**REQUIREMENT:** List, from the lines below, each one with "Handy" in it.
** begin LISTING **
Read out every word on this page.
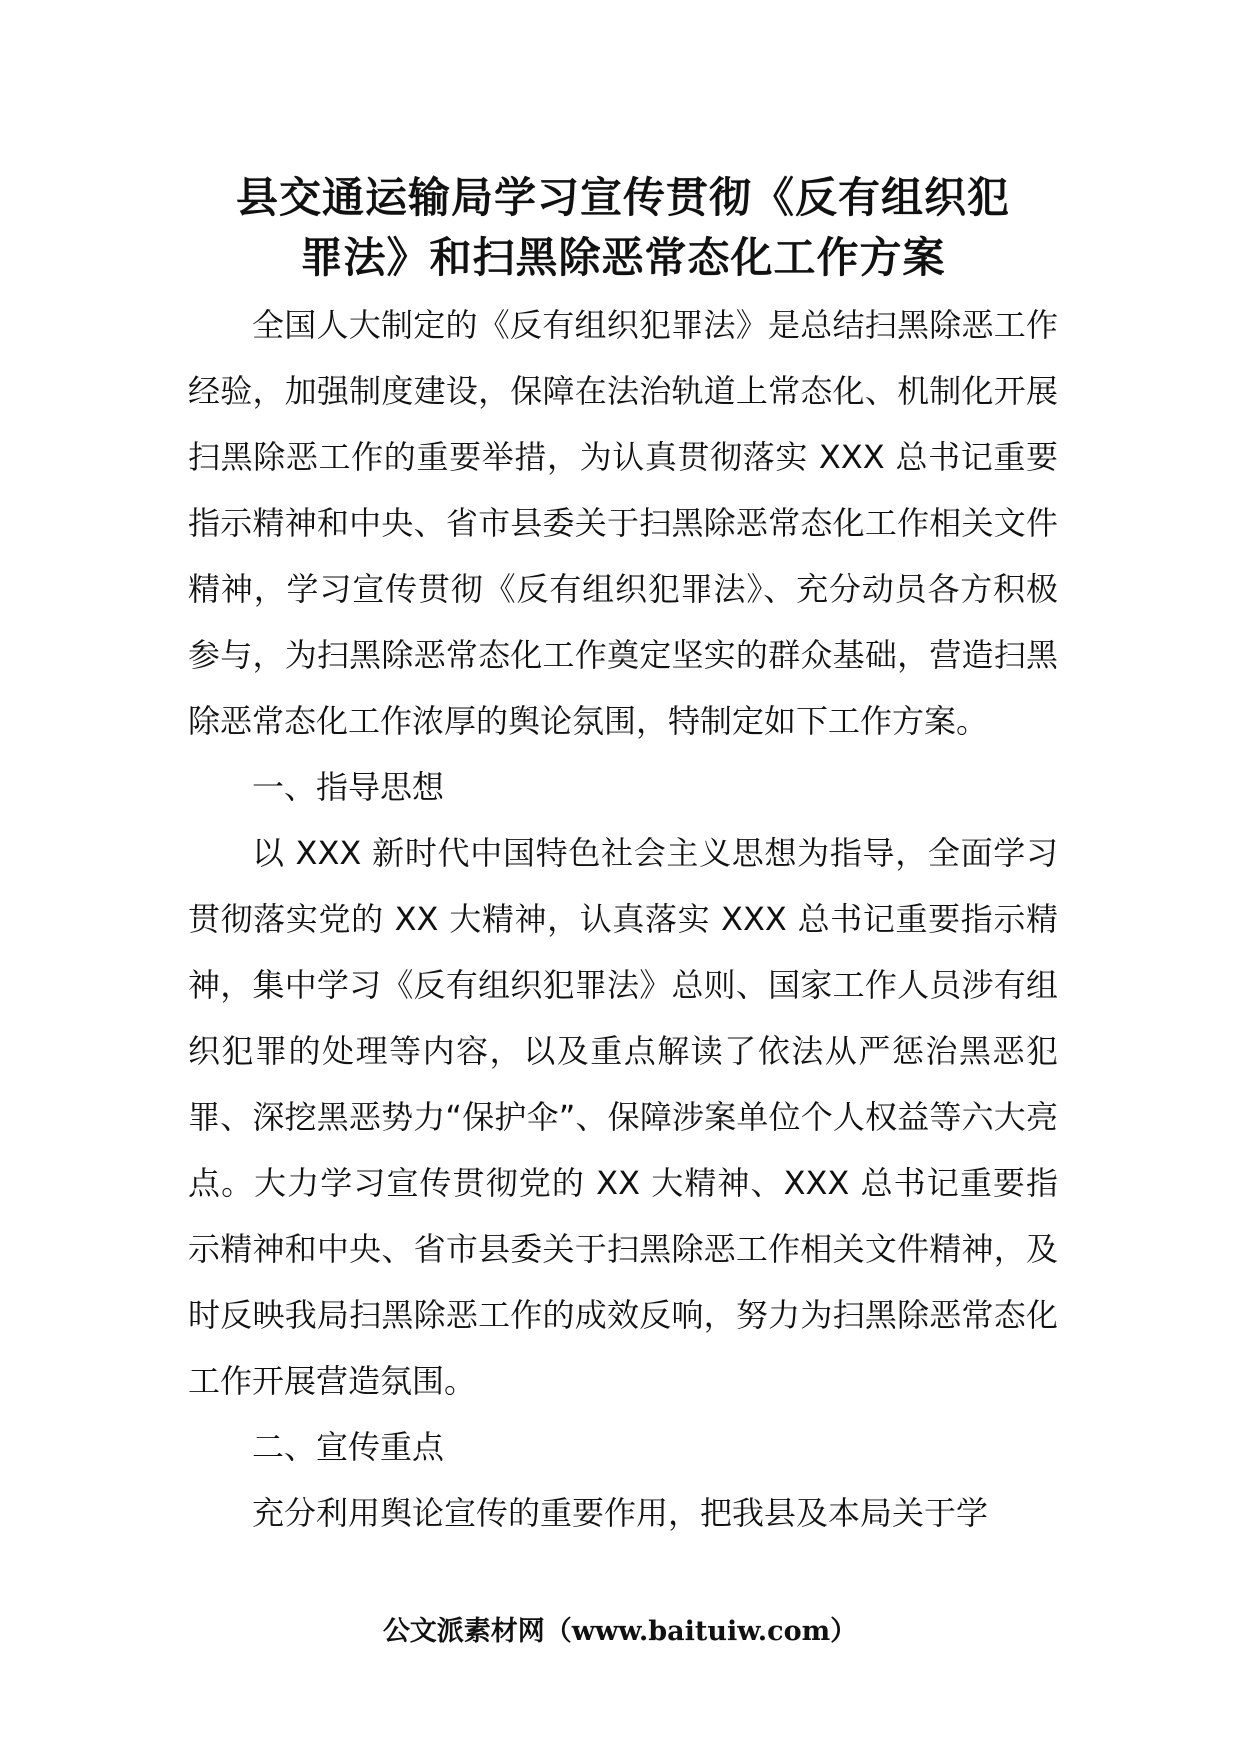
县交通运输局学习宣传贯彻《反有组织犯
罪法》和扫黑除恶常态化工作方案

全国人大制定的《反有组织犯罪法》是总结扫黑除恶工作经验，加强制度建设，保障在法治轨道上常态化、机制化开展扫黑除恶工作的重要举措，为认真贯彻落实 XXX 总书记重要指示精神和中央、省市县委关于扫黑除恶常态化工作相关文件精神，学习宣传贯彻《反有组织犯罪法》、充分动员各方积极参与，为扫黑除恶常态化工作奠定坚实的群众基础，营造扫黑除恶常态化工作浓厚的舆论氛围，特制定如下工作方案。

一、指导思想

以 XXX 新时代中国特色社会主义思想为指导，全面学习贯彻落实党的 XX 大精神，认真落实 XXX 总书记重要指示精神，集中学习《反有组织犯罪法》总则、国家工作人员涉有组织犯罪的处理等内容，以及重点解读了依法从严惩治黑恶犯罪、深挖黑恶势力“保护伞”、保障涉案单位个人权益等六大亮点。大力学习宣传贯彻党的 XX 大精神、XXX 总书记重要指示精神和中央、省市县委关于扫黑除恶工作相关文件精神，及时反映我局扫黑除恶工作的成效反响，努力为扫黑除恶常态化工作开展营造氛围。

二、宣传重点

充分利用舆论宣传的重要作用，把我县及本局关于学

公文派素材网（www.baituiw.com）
** end LISTING **
** begin LISTING **
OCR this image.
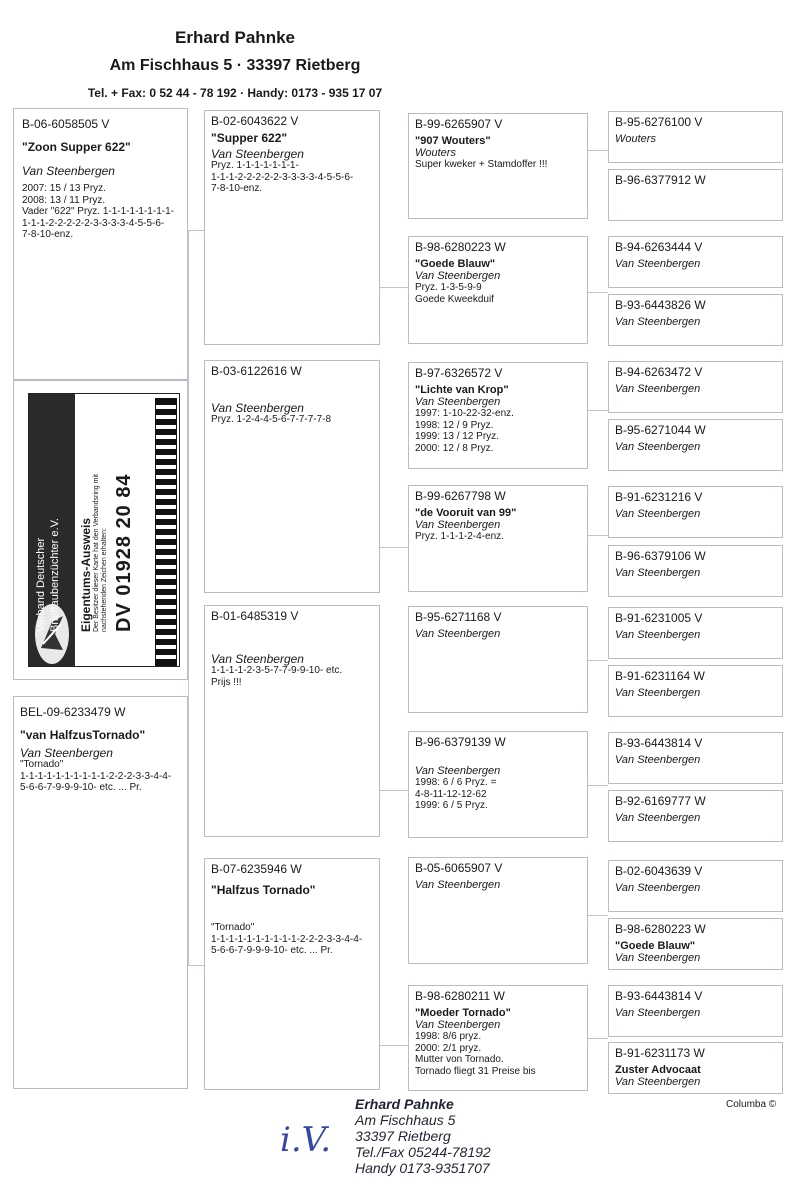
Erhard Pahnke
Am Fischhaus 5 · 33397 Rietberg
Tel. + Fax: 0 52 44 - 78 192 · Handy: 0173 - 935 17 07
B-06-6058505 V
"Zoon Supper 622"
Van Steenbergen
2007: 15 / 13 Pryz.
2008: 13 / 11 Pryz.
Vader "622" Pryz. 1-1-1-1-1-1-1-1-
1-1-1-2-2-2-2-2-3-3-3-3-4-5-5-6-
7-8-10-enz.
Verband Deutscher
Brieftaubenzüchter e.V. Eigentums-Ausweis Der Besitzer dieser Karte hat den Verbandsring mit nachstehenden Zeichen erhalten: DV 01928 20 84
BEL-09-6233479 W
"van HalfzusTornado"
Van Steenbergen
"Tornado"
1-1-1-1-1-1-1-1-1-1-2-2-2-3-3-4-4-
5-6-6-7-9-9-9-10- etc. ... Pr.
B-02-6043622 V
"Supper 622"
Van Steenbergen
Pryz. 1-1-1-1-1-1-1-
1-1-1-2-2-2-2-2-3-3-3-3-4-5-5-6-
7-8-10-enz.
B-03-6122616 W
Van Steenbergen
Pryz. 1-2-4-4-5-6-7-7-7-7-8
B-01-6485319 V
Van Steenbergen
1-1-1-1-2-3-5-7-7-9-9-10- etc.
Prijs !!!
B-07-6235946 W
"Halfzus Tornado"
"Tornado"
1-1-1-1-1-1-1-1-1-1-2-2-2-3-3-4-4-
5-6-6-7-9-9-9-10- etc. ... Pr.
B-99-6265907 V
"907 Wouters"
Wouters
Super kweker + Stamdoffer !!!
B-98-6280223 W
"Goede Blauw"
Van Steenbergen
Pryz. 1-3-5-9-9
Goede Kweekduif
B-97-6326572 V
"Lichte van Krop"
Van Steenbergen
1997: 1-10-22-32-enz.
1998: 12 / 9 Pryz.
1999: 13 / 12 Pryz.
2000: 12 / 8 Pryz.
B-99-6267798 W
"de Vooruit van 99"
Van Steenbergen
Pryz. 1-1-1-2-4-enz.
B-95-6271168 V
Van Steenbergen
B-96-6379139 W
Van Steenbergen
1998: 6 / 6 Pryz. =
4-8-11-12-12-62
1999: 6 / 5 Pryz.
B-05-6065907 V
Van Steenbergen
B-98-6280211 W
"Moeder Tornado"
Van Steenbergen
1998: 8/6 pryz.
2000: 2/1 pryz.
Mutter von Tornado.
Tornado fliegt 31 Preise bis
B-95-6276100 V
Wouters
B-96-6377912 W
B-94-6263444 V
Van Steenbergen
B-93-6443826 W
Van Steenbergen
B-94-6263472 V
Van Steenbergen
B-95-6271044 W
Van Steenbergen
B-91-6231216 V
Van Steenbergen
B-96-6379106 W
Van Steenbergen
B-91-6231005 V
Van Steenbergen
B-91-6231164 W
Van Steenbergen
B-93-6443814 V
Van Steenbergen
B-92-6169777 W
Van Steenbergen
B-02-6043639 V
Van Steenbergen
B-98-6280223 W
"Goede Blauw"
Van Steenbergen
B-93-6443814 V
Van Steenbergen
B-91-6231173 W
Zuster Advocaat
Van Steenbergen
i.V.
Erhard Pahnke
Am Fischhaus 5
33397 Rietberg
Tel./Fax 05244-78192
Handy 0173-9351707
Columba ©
** end LISTING **
**RESULT:**
Tel. + Fax: 0 52 44 - 78 192 · Handy: 0173 - 935 17 07
Handy 0173-9351707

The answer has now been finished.